◆ **What to do**:
Repeat exactly each line of the data provided below.

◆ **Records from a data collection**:
=-=-=
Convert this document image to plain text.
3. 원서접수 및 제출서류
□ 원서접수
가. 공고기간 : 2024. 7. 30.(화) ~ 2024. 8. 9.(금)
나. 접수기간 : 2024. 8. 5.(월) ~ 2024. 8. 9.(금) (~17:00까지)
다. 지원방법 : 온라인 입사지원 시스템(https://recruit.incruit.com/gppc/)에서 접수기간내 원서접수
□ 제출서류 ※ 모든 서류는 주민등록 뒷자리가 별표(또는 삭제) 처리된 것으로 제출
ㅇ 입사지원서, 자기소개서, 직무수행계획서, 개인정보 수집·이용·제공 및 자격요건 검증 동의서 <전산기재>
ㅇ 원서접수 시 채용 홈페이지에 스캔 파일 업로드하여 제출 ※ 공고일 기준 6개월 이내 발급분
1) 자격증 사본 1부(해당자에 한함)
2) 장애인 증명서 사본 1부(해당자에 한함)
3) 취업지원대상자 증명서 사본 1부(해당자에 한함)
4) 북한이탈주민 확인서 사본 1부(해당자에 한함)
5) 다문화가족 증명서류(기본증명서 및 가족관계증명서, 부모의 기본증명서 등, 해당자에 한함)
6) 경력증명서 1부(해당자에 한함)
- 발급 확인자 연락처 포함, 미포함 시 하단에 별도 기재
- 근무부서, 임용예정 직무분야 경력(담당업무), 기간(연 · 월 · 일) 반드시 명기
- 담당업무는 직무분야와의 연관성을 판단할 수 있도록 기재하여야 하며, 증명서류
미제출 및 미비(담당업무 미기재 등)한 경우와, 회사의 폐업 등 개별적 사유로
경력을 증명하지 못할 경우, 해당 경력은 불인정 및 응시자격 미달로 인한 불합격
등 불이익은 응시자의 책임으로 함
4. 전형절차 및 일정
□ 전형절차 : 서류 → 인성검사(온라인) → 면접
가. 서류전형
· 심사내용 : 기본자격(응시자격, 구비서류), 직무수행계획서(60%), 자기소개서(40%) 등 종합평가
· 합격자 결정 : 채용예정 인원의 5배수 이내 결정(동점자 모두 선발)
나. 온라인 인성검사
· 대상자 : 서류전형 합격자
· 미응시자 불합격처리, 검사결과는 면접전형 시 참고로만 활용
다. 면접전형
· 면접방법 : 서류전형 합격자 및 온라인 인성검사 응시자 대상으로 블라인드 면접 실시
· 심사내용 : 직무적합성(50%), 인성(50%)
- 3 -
=-=-=
◆ **The answer**:
Convert this document image to plain text.
3. 원서접수 및 제출서류
□ 원서접수
가. 공고기간 : 2024. 7. 30.(화) ~ 2024. 8. 9.(금)
나. 접수기간 : 2024. 8. 5.(월) ~ 2024. 8. 9.(금) (~17:00까지)
다. 지원방법 : 온라인 입사지원 시스템(https://recruit.incruit.com/gppc/)에서 접수기간내 원서접수
□ 제출서류 ※ 모든 서류는 주민등록 뒷자리가 별표(또는 삭제) 처리된 것으로 제출
ㅇ 입사지원서, 자기소개서, 직무수행계획서, 개인정보 수집·이용·제공 및 자격요건 검증 동의서 <전산기재>
ㅇ 원서접수 시 채용 홈페이지에 스캔 파일 업로드하여 제출 ※ 공고일 기준 6개월 이내 발급분
1) 자격증 사본 1부(해당자에 한함)
2) 장애인 증명서 사본 1부(해당자에 한함)
3) 취업지원대상자 증명서 사본 1부(해당자에 한함)
4) 북한이탈주민 확인서 사본 1부(해당자에 한함)
5) 다문화가족 증명서류(기본증명서 및 가족관계증명서, 부모의 기본증명서 등, 해당자에 한함)
6) 경력증명서 1부(해당자에 한함)
- 발급 확인자 연락처 포함, 미포함 시 하단에 별도 기재
- 근무부서, 임용예정 직무분야 경력(담당업무), 기간(연 · 월 · 일) 반드시 명기
- 담당업무는 직무분야와의 연관성을 판단할 수 있도록 기재하여야 하며, 증명서류
미제출 및 미비(담당업무 미기재 등)한 경우와, 회사의 폐업 등 개별적 사유로
경력을 증명하지 못할 경우, 해당 경력은 불인정 및 응시자격 미달로 인한 불합격
등 불이익은 응시자의 책임으로 함
4. 전형절차 및 일정
□ 전형절차 : 서류 → 인성검사(온라인) → 면접
가. 서류전형
· 심사내용 : 기본자격(응시자격, 구비서류), 직무수행계획서(60%), 자기소개서(40%) 등 종합평가
· 합격자 결정 : 채용예정 인원의 5배수 이내 결정(동점자 모두 선발)
나. 온라인 인성검사
· 대상자 : 서류전형 합격자
· 미응시자 불합격처리, 검사결과는 면접전형 시 참고로만 활용
다. 면접전형
· 면접방법 : 서류전형 합격자 및 온라인 인성검사 응시자 대상으로 블라인드 면접 실시
· 심사내용 : 직무적합성(50%), 인성(50%)
- 3 -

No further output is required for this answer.